### Stored data ###

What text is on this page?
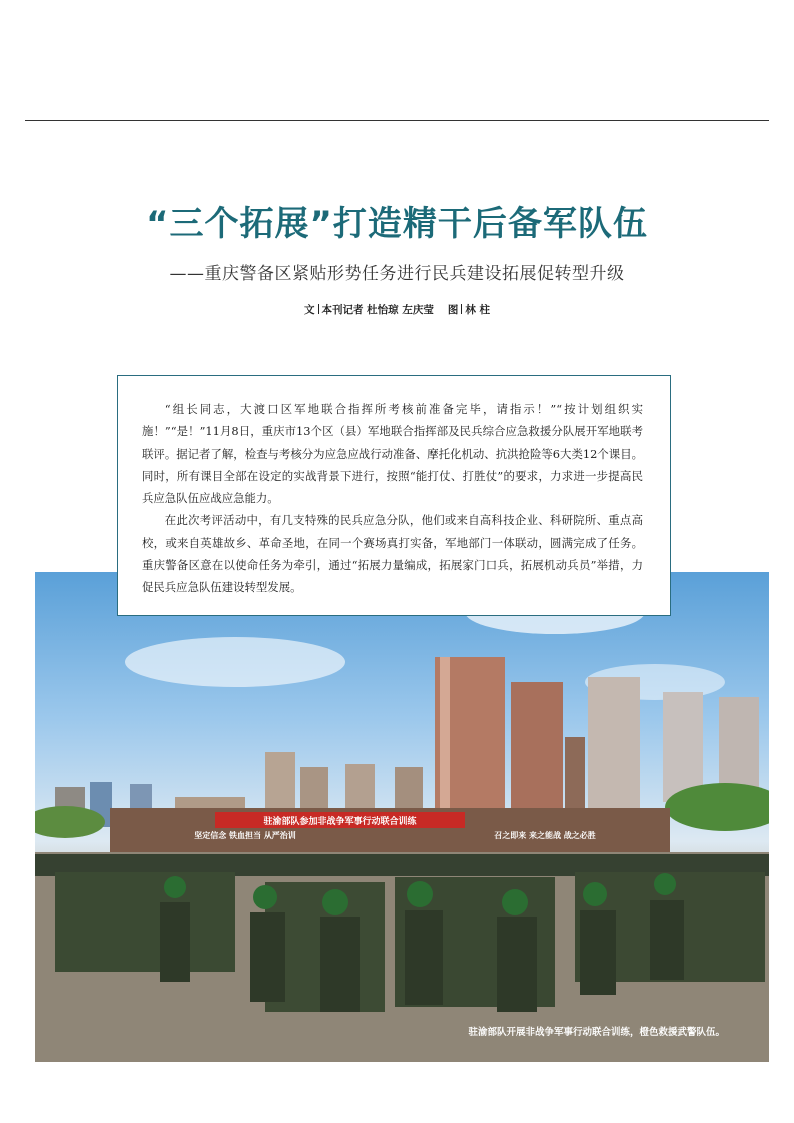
“三个拓展”打造精干后备军队伍
——重庆警备区紧贴形势任务进行民兵建设拓展促转型升级
文 本刊记者 杜怡琼 左庆莹 图 林 柱
驻渝部队参加非战争军事行动联合训练
坚定信念 铁血担当 从严治训	召之即来 来之能战 战之必胜
驻渝部队开展非战争军事行动联合训练，橙色救援武警队伍。

“组长同志，大渡口区军地联合指挥所考核前准备完毕，请指示！”“按计划组织实施！”“是！”11月8日，重庆市13个区（县）军地联合指挥部及民兵综合应急救援分队展开军地联考联评。据记者了解，检查与考核分为应急应战行动准备、摩托化机动、抗洪抢险等6大类12个课目。同时，所有课目全部在设定的实战背景下进行，按照“能打仗、打胜仗”的要求，力求进一步提高民兵应急队伍应战应急能力。

在此次考评活动中，有几支特殊的民兵应急分队，他们或来自高科技企业、科研院所、重点高校，或来自英雄故乡、革命圣地，在同一个赛场真打实备，军地部门一体联动，圆满完成了任务。重庆警备区意在以使命任务为牵引，通过“拓展力量编成，拓展家门口兵，拓展机动兵员”举措，力促民兵应急队伍建设转型发展。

###

(Required task) Retype every entry verbatim and exclude the pictures from the copy.

(Solution to the exercise)
What text is on this page?
“三个拓展”打造精干后备军队伍
——重庆警备区紧贴形势任务进行民兵建设拓展促转型升级
文 本刊记者 杜怡琼 左庆莹 图 林 柱
驻渝部队参加非战争军事行动联合训练
坚定信念 铁血担当 从严治训	召之即来 来之能战 战之必胜
驻渝部队开展非战争军事行动联合训练，橙色救援武警队伍。

“组长同志，大渡口区军地联合指挥所考核前准备完毕，请指示！”“按计划组织实施！”“是！”11月8日，重庆市13个区（县）军地联合指挥部及民兵综合应急救援分队展开军地联考联评。据记者了解，检查与考核分为应急应战行动准备、摩托化机动、抗洪抢险等6大类12个课目。同时，所有课目全部在设定的实战背景下进行，按照“能打仗、打胜仗”的要求，力求进一步提高民兵应急队伍应战应急能力。

在此次考评活动中，有几支特殊的民兵应急分队，他们或来自高科技企业、科研院所、重点高校，或来自英雄故乡、革命圣地，在同一个赛场真打实备，军地部门一体联动，圆满完成了任务。重庆警备区意在以使命任务为牵引，通过“拓展力量编成，拓展家门口兵，拓展机动兵员”举措，力促民兵应急队伍建设转型发展。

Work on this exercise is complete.